━━━ Records shown

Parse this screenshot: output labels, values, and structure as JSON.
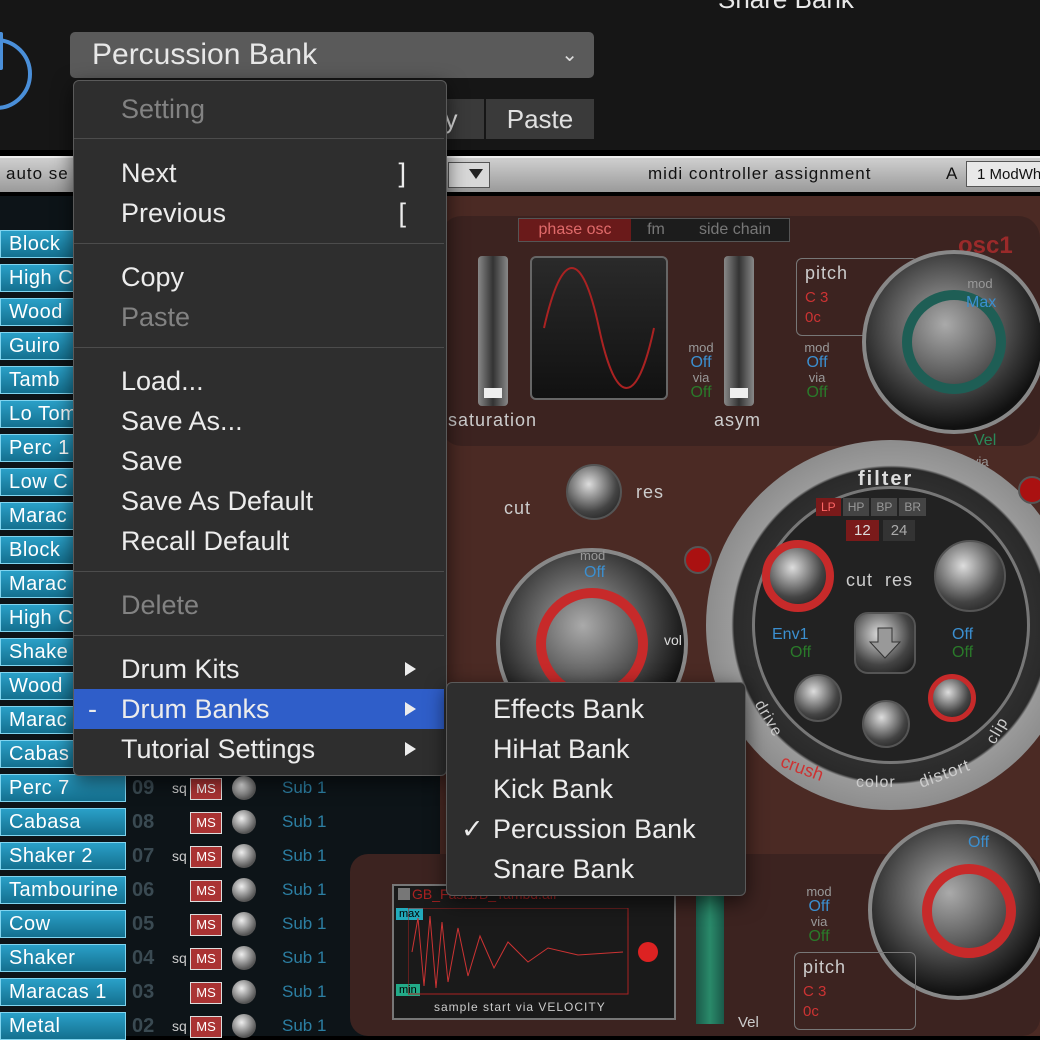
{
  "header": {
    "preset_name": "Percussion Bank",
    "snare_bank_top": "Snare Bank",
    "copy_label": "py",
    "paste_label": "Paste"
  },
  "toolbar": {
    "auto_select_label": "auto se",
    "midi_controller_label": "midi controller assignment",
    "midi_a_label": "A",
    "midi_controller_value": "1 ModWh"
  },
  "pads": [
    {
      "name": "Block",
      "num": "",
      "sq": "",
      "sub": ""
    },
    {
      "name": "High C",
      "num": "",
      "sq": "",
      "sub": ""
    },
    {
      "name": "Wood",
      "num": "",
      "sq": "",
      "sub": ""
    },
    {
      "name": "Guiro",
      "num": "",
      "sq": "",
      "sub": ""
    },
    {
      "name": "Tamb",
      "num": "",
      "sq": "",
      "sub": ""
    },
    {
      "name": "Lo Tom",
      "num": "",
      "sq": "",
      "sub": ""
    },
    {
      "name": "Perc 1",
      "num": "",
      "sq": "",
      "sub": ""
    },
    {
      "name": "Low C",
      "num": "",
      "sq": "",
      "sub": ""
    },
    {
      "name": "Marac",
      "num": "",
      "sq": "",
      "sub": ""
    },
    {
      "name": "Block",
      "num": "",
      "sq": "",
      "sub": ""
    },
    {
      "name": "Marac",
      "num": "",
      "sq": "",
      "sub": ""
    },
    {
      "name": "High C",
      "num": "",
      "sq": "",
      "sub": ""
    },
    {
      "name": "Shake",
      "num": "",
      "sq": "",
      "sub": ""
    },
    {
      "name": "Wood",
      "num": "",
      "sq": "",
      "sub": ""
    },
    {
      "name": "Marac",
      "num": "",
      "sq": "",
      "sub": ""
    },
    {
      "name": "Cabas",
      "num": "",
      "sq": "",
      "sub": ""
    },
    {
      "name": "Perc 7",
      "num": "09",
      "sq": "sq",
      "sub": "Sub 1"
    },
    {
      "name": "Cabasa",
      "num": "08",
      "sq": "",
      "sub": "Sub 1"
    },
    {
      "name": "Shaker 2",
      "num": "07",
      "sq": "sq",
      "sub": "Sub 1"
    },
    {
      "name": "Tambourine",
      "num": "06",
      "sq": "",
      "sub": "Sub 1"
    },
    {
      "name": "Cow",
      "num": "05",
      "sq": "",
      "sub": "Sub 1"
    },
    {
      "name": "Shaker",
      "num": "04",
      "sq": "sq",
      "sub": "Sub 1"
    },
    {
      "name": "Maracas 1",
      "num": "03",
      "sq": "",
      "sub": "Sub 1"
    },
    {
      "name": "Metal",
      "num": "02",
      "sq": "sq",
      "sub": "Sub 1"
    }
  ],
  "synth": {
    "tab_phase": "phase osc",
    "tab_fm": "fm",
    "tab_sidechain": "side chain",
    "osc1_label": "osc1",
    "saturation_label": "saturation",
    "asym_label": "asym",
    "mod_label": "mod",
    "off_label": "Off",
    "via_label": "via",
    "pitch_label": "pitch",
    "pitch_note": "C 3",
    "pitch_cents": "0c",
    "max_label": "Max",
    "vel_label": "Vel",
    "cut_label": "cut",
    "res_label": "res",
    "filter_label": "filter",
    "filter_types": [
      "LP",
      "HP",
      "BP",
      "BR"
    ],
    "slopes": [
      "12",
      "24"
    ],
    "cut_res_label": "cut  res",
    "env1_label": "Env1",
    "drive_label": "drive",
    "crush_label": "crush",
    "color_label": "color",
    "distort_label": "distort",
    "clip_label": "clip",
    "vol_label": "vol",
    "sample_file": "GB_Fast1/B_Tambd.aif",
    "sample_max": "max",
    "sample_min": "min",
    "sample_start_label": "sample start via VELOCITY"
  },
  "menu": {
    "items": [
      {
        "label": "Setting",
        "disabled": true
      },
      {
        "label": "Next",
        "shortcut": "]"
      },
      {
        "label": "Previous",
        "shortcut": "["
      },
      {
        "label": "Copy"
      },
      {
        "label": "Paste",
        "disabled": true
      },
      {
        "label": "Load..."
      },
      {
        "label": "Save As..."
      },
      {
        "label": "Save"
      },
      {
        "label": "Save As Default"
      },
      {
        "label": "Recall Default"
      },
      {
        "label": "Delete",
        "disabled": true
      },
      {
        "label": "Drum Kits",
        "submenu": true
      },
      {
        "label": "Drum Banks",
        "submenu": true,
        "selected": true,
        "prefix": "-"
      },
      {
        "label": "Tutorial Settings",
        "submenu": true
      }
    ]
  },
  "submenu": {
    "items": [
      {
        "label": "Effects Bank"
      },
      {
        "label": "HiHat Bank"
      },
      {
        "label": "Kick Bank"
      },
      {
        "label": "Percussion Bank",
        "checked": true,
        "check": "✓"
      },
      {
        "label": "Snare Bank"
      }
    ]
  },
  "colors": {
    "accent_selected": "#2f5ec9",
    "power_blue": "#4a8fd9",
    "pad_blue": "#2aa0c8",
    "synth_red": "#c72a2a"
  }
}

━━━━━━
━━━ Records shown

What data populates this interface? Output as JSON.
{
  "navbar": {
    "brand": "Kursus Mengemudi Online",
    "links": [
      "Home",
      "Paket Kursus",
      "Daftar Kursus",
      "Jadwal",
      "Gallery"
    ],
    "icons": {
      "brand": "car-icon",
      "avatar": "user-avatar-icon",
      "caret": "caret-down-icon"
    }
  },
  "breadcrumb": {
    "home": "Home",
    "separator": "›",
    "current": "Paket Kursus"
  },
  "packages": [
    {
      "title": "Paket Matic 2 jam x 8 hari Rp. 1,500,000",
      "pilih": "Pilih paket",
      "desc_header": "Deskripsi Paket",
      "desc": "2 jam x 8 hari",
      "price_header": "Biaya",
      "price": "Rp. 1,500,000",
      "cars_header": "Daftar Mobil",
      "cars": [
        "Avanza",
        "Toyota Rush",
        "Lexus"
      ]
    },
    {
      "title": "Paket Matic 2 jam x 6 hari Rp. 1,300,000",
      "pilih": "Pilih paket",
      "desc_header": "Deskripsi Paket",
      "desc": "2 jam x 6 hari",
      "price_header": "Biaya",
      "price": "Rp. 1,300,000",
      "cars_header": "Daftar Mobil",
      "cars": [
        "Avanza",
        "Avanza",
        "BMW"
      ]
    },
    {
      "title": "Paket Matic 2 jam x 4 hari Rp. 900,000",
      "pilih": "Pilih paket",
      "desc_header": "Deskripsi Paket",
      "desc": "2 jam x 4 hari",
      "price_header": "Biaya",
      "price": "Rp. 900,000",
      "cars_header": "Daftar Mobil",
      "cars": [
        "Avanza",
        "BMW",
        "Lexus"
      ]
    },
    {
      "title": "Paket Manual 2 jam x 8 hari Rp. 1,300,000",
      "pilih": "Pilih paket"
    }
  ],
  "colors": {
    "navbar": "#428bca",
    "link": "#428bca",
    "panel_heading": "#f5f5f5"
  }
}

━━━━━━

- **Exercise prompt**
Single out each line of the records above with the string "Matic" in it, and copy it.

- **Task solution**
      "title": "Paket Matic 2 jam x 8 hari Rp. 1,500,000",
      "title": "Paket Matic 2 jam x 6 hari Rp. 1,300,000",
      "title": "Paket Matic 2 jam x 4 hari Rp. 900,000",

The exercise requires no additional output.